### Extracted text
[START]
Furthermore, given that some people lack access to digital tools or the capacity to navigate technology, the efforts of smart cities may actually deepen some of the existing social divides [71]. Such societal inequalities have a detrimental impact not only on the current residents’ quality of life but also on future generations’ well-being. Taking this view, citizens or communities are or should be the primary targets that smart city initiatives strive to serve. Common policy issues encompass wealth, education, employment, activity rate, security, business crisis, health, housing, migration, and social inclusion [62,63]. Trencher and Karvonen [22]’s case study of a smart city in Japan—which incorporated the usage of wearable health monitors, public education, and incentive design—shows the great potential of smart city initiatives to impact residents’ lifestyles. For example, digital health and daily activity records can be used to provide customized suggestions and further public education to promote users’ active lifestyles and health. Nevertheless, the authors also identified a few key challenges, namely, low interest in long-term commercialization, privacy concerns, and the limited participation of residents.
Another way that smart cities can support social equity, inclusion, and residents’ well-being is through using inclusive community engagement and citizen participation, where individuals, communities, and societies can have the autonomy to choose the development models [23,70,72,73,74]. This approach contends that cities are context-specific and embedded in certain meanings that are shared by their residents [75,76]. As a result, residents and the different communities’ values, culture, and knowledge are instrumental in planning and implementing successful smart city projects [24,75]. However, in reality, it was found that smart cities are primarily driven by urban entrepreneurialism and technocentrism, thereby leaving little space for citizens to participate in making the key decisions [76]. A persistent lack of equal distribution of political power among the different stakeholders in smart city planning will instead lead to continual inequitable distributions of benefits and costs to the heterogeneous populations within any urban society.
[END]
### Source material
[START]
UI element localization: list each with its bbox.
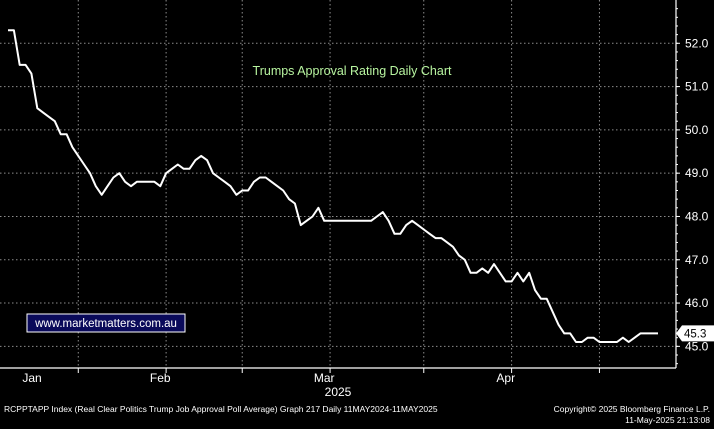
[END]
### Task requirements
Carry on the passage about smart cities and social equity, beginning right after its final sentence.

### Output of the exercise
To avoid de-contextualization and social exclusion, empowering citizens and communities to participate in the actual decision-making process for developing smart city initiatives is necessary [77]. For instance, Paskaleva et al. [78] argue that an ideal data governance model for smart, sustainable cities requires engagement with the stakeholders to identify, collect, generate, and utilize data. Citizens can thus become sensors and provide critical information for both better planning and delivery of user-centered services [57]. Additionally, Trivellato’s [23] empirical study showed that citizens and stakeholders can deliberately shape a government’s smart city policy. Finally, ICTs-mediated online participation can bring together the local community of citizens and businesses, the various levels of government, and IT experts and jointly design a smart city [79]. In light of these current development trends, recent approaches to smart city development, such as the circular city or the fab city, and many others, have taken myriad measures to ensure that smart cities are designed by and for the residents of a city.
Another theme related to social sustainability concerns the conservation and preservation of cultural capital, including tangible and intangible heritages, artistic production, and the knowledge and skills of various social groups, communities, and nations [21,80]. Based on this definition, cultural sustainability is similar to social sustainability, especially since both underscore the value of social entities’ knowledge and skills. Indeed, Errichiello and Micera [21] found that culture is exclusively seen as part of the broader social dimension in the literature. Similarly, although the United Nations [62] added cultural sustainability as a solo dimension when defining the smart, sustainable city, it failed to draw a clear enough distinction between the two when presenting the indicators. Accordingly, whether cultural sustainability can become an independent dimension of the smart city or should be seen as a subset of social sustainability is still debatable. Notwithstanding this issue, some empirical studies that touch on cultural sustainability have investigated how ICTs can be exploited to establish or maintain historical sites and cultural services. More specifically, it has been shown that visitor-flow monitoring tools, when coupled with geographic information systems (GIS), have a great potential for managing the over-tourism of historical centers [81]. Further still, Errichiello and Micera [21] showcased that cultural heritage can be an element of smart city development by integrating technology into the provision of cultural services, and thus a stakeholder engagement approach can assist in its service design, the transfer of cultural skills and knowledge, and thus construct a public memory and a holistic sense of identity.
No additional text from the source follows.